DATASET >>

-- begin --

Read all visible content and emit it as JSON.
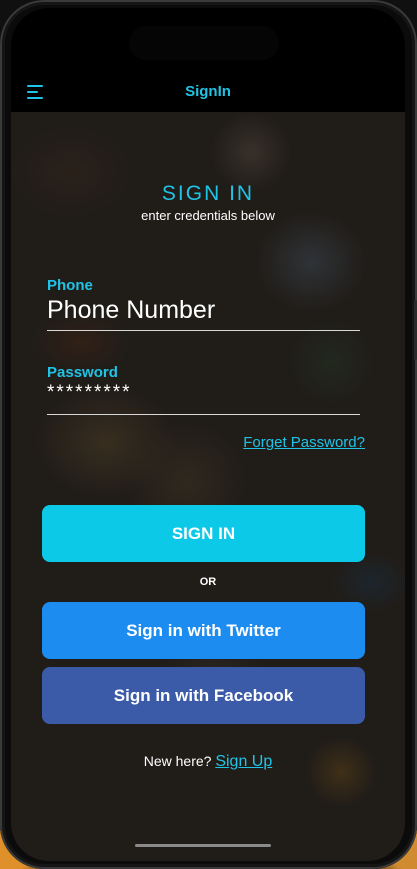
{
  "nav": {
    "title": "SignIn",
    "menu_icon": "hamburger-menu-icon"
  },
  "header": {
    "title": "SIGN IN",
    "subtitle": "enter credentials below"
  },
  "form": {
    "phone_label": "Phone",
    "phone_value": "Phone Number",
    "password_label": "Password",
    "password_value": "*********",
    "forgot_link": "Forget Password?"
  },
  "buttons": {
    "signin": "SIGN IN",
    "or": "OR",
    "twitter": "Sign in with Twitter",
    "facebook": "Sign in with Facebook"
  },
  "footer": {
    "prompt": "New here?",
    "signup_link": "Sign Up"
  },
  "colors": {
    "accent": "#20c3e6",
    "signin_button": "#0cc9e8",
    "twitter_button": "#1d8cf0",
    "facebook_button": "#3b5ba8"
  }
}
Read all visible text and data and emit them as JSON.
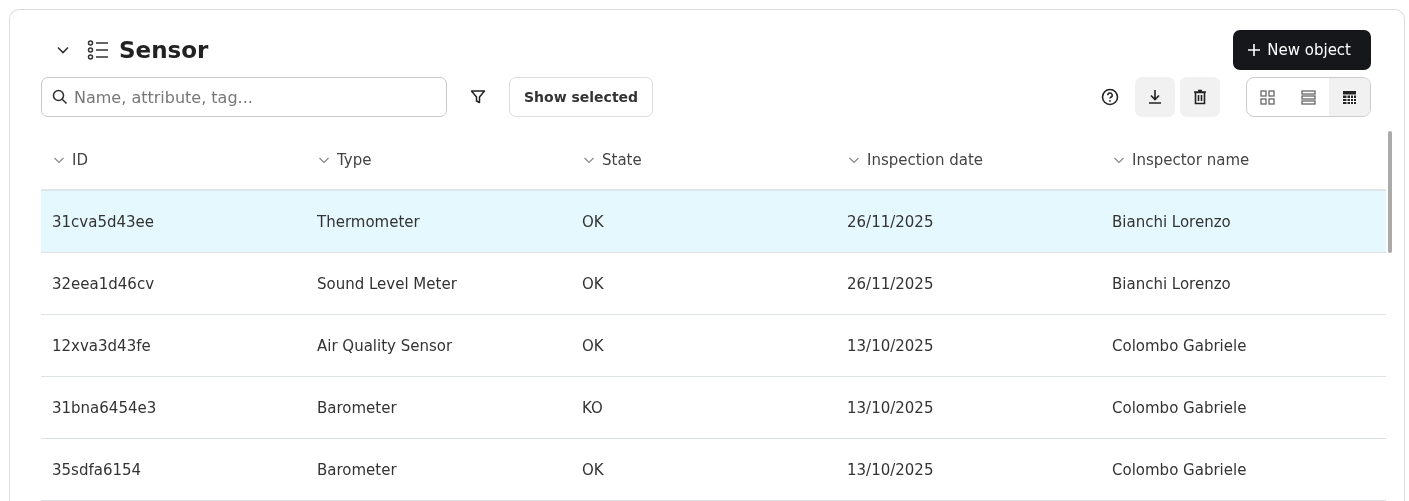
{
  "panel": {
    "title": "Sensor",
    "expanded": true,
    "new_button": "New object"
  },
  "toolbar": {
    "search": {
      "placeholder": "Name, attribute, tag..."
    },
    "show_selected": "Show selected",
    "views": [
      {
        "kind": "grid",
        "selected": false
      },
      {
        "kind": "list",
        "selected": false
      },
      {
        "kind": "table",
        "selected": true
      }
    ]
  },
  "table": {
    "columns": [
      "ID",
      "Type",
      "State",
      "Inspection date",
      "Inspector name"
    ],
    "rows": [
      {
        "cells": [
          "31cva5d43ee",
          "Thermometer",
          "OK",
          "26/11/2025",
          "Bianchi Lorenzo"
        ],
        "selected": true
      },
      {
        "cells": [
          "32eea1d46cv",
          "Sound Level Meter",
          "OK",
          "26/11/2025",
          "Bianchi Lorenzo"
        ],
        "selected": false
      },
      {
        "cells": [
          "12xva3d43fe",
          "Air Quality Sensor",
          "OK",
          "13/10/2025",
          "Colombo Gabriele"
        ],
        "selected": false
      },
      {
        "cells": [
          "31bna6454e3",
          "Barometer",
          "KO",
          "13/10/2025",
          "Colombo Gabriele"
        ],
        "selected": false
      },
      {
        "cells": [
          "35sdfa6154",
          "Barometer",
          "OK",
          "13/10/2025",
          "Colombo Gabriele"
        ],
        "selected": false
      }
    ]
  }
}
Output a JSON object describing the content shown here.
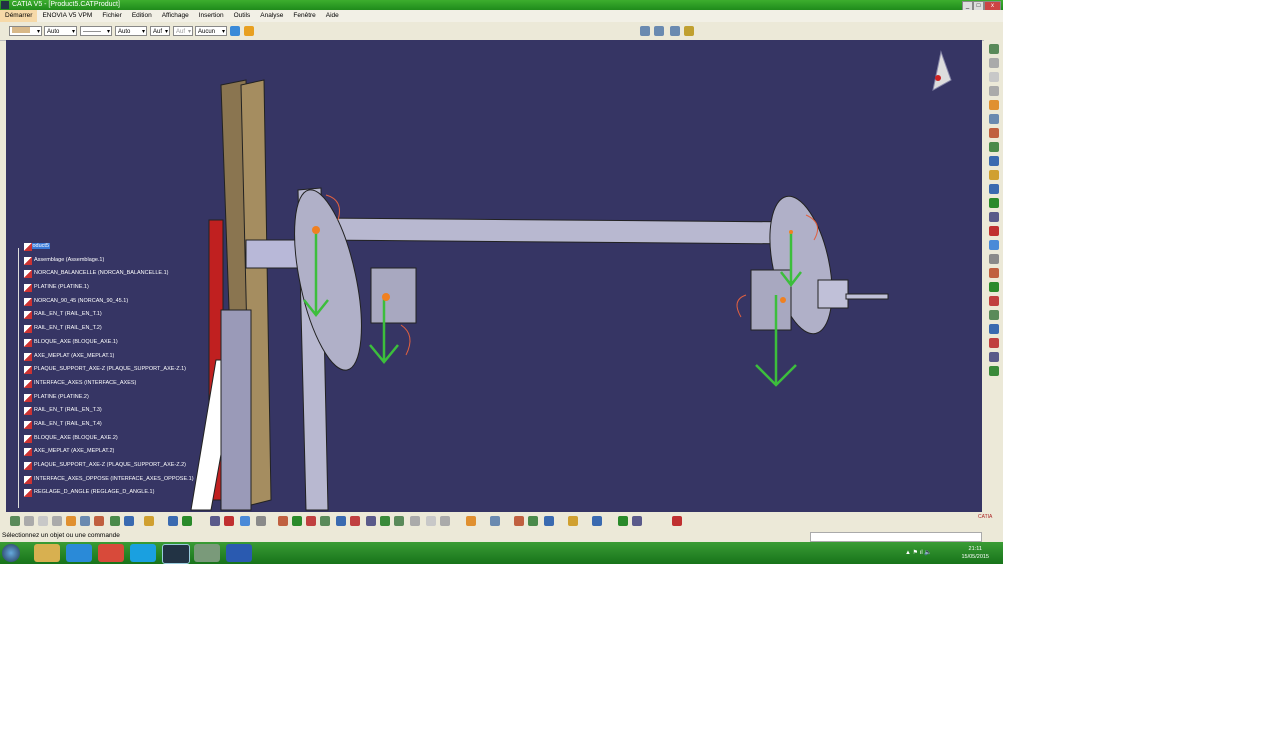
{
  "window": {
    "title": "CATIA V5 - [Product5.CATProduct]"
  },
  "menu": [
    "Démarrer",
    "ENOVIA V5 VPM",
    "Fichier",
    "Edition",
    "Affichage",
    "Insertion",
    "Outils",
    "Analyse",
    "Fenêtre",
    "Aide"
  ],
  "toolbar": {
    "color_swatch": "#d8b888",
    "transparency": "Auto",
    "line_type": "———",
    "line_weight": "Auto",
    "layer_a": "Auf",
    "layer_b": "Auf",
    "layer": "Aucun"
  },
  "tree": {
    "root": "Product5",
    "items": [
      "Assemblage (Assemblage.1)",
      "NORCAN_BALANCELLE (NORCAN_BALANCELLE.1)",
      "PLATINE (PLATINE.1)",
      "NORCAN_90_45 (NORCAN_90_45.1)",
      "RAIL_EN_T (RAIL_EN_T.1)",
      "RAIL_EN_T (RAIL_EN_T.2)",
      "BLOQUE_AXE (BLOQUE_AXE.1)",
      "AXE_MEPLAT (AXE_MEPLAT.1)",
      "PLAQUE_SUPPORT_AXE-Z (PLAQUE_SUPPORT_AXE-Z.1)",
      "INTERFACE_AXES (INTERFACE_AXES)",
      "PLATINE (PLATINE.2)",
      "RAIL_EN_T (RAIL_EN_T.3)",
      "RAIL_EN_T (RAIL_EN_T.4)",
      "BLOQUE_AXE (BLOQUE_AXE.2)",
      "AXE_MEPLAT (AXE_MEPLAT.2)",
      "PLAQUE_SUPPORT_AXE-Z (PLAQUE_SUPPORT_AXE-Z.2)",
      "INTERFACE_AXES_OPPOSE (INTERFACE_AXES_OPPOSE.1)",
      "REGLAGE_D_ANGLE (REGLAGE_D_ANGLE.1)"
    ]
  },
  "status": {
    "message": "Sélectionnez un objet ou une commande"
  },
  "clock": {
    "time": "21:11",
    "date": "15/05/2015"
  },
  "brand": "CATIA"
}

-- end --
-- begin --

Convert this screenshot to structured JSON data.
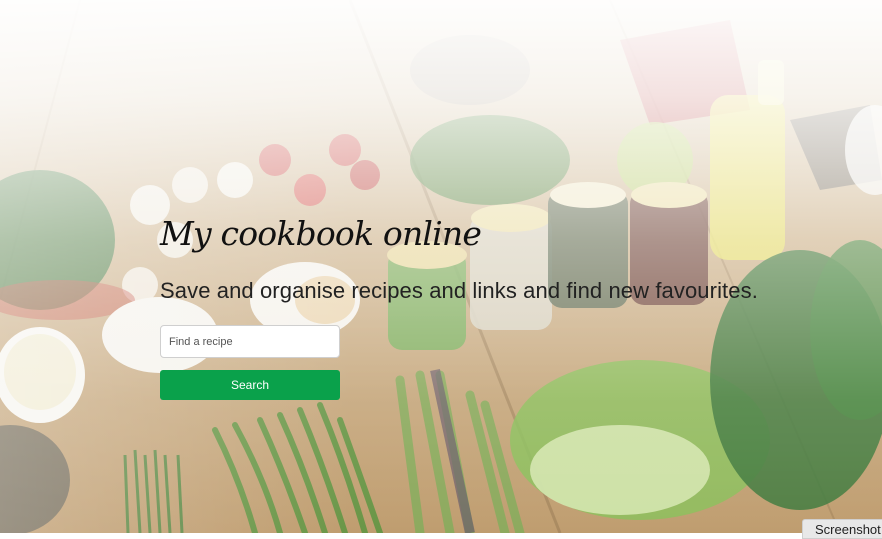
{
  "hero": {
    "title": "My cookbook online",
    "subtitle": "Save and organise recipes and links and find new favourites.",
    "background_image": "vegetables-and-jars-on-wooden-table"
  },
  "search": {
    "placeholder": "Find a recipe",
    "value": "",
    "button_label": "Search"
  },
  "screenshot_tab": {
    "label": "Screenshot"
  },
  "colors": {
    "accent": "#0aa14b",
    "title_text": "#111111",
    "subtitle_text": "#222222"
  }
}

-- end --

WORK REQUIRED >> Copy out each line of the records where the string "Auto" appears.

COMPLETE OUTPUT >>
    "transparency": "Auto",
    "line_weight": "Auto",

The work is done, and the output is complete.